Supplied material:
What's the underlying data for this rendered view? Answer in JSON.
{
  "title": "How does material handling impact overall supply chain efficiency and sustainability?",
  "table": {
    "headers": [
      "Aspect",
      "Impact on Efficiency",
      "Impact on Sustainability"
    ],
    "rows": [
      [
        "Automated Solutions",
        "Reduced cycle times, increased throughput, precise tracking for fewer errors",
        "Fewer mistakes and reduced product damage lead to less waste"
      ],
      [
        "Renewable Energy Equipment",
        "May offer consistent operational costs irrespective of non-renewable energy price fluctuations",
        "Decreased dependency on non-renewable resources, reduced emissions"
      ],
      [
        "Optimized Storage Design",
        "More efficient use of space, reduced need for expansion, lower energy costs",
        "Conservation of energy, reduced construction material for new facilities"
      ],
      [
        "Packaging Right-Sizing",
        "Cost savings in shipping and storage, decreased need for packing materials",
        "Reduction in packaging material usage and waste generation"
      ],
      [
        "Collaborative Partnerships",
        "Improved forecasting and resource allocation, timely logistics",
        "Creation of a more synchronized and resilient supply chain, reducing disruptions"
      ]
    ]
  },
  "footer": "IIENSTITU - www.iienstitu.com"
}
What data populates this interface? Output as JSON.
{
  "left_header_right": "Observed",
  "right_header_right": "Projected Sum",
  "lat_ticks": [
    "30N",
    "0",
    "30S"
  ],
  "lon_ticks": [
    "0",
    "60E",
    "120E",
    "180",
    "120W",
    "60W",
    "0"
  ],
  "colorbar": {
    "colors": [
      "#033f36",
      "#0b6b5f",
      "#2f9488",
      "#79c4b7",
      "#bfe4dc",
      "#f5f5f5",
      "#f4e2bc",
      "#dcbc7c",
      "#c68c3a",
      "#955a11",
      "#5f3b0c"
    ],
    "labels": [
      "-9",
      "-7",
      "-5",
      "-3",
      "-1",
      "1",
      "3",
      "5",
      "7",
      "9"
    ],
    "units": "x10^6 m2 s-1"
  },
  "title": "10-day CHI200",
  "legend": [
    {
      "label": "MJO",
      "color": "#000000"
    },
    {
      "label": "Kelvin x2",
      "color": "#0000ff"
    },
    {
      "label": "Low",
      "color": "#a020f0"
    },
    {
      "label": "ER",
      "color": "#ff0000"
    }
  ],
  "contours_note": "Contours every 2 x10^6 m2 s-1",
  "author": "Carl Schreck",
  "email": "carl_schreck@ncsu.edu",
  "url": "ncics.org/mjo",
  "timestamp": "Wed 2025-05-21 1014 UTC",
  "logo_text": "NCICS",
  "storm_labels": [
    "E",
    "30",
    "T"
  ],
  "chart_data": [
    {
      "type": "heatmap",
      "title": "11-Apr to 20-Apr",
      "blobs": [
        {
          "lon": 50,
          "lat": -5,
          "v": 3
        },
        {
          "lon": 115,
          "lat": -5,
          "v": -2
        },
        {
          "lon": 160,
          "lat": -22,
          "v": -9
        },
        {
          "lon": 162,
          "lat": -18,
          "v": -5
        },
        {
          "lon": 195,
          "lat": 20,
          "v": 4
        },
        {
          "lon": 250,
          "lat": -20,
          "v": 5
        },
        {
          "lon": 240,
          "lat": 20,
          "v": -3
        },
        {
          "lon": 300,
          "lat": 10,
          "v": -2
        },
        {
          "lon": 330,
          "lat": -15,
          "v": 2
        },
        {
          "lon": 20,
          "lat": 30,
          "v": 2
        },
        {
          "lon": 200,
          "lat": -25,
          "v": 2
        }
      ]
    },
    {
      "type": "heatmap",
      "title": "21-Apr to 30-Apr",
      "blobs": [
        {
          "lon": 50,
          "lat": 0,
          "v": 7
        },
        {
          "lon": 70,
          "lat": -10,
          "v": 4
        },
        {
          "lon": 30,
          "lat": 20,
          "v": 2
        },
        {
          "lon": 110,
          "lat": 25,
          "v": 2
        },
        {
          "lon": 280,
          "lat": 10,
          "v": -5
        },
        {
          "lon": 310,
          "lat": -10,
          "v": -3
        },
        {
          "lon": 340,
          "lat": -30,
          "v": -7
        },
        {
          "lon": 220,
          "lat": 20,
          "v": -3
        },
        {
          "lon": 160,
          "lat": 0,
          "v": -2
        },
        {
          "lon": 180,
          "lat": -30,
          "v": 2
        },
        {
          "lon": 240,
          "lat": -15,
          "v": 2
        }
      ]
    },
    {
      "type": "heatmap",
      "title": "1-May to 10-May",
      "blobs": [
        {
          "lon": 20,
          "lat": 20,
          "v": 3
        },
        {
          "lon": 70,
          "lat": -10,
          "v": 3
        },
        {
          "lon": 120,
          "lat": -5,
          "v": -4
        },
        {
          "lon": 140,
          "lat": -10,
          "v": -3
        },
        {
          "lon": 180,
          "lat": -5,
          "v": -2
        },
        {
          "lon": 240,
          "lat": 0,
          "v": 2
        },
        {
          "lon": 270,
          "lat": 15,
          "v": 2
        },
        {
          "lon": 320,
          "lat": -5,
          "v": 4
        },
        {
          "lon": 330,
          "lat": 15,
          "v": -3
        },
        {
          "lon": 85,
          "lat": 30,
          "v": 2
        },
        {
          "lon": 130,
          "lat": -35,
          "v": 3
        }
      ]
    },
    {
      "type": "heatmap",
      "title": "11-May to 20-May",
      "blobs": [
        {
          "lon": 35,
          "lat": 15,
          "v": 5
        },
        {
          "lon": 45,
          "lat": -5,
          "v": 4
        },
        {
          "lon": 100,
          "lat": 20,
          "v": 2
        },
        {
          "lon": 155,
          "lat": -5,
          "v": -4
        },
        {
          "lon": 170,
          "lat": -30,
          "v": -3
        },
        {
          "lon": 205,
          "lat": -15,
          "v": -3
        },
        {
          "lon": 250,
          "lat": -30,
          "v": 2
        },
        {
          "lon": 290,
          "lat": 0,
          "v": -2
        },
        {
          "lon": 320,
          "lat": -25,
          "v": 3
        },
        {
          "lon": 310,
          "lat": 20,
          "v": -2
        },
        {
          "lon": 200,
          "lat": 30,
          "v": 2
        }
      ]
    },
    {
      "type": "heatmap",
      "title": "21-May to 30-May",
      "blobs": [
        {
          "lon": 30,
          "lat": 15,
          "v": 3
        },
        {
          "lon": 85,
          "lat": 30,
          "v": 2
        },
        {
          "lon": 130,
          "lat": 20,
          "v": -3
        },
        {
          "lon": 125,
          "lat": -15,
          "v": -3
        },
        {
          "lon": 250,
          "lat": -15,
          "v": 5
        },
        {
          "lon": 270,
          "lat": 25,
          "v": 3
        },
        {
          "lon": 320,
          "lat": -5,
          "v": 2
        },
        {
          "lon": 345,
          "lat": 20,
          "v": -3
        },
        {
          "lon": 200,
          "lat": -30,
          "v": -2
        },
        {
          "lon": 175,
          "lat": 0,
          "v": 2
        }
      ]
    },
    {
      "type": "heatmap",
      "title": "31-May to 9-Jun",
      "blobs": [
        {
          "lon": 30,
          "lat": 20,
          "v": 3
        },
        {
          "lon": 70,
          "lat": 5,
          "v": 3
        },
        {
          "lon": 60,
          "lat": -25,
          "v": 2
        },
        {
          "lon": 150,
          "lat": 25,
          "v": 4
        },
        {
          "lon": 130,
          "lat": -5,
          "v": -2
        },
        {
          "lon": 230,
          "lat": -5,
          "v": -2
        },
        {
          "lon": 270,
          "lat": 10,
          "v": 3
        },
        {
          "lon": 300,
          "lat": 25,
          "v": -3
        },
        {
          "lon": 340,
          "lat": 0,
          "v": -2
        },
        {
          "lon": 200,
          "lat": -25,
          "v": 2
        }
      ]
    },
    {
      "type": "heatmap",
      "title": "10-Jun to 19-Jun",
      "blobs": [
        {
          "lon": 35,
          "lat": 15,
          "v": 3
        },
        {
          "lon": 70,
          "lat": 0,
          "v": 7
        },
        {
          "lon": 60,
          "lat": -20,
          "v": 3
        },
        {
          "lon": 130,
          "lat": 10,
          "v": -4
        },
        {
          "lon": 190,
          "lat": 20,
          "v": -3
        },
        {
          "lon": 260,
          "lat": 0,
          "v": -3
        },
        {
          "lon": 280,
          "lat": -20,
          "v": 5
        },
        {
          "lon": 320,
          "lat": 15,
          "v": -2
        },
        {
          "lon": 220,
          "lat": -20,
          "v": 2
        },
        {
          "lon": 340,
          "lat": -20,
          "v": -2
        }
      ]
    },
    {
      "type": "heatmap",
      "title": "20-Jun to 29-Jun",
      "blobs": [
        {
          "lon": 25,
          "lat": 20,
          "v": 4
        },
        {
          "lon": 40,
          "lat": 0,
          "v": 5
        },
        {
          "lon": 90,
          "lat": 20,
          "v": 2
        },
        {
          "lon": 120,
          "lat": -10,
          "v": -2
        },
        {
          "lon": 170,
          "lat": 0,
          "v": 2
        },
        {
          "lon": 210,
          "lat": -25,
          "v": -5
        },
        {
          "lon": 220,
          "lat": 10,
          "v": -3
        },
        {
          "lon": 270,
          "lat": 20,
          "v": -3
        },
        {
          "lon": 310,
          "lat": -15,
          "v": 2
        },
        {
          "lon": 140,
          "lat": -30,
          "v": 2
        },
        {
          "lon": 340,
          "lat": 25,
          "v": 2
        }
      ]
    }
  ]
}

Required work:
List all lines where "costs" occurs.

Reply:
        "May offer consistent operational costs irrespective of non-renewable energy price fluctuations",
        "More efficient use of space, reduced need for expansion, lower energy costs",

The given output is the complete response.